▶ _Exercise directions_:
Repeat each entry in full, exactly.

▶ _The records_:
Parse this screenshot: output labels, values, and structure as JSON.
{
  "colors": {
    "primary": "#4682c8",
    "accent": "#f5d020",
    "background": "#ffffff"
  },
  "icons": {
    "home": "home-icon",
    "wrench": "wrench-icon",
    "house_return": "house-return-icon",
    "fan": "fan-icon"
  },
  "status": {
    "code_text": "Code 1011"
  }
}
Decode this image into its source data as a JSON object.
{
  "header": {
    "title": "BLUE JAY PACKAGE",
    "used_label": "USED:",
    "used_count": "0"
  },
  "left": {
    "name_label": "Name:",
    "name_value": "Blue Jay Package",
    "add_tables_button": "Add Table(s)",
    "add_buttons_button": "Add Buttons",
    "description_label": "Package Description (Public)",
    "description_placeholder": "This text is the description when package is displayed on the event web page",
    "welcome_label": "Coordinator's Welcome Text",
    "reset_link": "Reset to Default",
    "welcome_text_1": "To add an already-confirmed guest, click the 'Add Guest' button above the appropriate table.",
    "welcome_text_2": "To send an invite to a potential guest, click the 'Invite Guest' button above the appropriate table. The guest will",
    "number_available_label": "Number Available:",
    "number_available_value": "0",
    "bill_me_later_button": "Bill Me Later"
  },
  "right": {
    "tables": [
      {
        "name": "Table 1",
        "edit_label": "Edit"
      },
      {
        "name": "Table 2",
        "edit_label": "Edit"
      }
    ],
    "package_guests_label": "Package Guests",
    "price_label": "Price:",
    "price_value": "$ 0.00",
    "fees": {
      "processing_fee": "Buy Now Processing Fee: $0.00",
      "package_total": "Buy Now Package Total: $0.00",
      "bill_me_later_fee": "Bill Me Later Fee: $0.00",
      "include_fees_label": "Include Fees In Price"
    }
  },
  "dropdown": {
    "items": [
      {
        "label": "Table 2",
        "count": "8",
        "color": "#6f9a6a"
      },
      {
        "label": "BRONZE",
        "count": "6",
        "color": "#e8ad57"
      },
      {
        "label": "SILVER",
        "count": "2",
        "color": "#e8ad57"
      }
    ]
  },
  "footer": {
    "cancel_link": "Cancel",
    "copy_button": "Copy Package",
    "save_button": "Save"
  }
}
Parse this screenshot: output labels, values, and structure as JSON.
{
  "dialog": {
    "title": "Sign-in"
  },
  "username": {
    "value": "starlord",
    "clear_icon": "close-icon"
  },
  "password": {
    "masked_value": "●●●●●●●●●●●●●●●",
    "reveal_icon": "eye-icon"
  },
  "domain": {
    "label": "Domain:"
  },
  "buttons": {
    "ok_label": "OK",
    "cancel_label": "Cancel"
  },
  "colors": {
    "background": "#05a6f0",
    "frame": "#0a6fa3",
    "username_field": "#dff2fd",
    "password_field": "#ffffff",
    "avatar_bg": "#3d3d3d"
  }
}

▶ _Complete response_:
Parse this screenshot: output labels, values, and structure as JSON.
{
  "colors": {
    "primary": "#4682c8",
    "accent": "#f5d020",
    "background": "#ffffff"
  },
  "icons": {
    "home": "home-icon",
    "wrench": "wrench-icon",
    "house_return": "house-return-icon",
    "fan": "fan-icon"
  },
  "status": {
    "code_text": "Code 1011"
  }
}
Decode this image into its source data as a JSON object.
{
  "header": {
    "title": "BLUE JAY PACKAGE",
    "used_label": "USED:",
    "used_count": "0"
  },
  "left": {
    "name_label": "Name:",
    "name_value": "Blue Jay Package",
    "add_tables_button": "Add Table(s)",
    "add_buttons_button": "Add Buttons",
    "description_label": "Package Description (Public)",
    "description_placeholder": "This text is the description when package is displayed on the event web page",
    "welcome_label": "Coordinator's Welcome Text",
    "reset_link": "Reset to Default",
    "welcome_text_1": "To add an already-confirmed guest, click the 'Add Guest' button above the appropriate table.",
    "welcome_text_2": "To send an invite to a potential guest, click the 'Invite Guest' button above the appropriate table. The guest will",
    "number_available_label": "Number Available:",
    "number_available_value": "0",
    "bill_me_later_button": "Bill Me Later"
  },
  "right": {
    "tables": [
      {
        "name": "Table 1",
        "edit_label": "Edit"
      },
      {
        "name": "Table 2",
        "edit_label": "Edit"
      }
    ],
    "package_guests_label": "Package Guests",
    "price_label": "Price:",
    "price_value": "$ 0.00",
    "fees": {
      "processing_fee": "Buy Now Processing Fee: $0.00",
      "package_total": "Buy Now Package Total: $0.00",
      "bill_me_later_fee": "Bill Me Later Fee: $0.00",
      "include_fees_label": "Include Fees In Price"
    }
  },
  "dropdown": {
    "items": [
      {
        "label": "Table 2",
        "count": "8",
        "color": "#6f9a6a"
      },
      {
        "label": "BRONZE",
        "count": "6",
        "color": "#e8ad57"
      },
      {
        "label": "SILVER",
        "count": "2",
        "color": "#e8ad57"
      }
    ]
  },
  "footer": {
    "cancel_link": "Cancel",
    "copy_button": "Copy Package",
    "save_button": "Save"
  }
}
Parse this screenshot: output labels, values, and structure as JSON.
{
  "dialog": {
    "title": "Sign-in"
  },
  "username": {
    "value": "starlord",
    "clear_icon": "close-icon"
  },
  "password": {
    "masked_value": "●●●●●●●●●●●●●●●",
    "reveal_icon": "eye-icon"
  },
  "domain": {
    "label": "Domain:"
  },
  "buttons": {
    "ok_label": "OK",
    "cancel_label": "Cancel"
  },
  "colors": {
    "background": "#05a6f0",
    "frame": "#0a6fa3",
    "username_field": "#dff2fd",
    "password_field": "#ffffff",
    "avatar_bg": "#3d3d3d"
  }
}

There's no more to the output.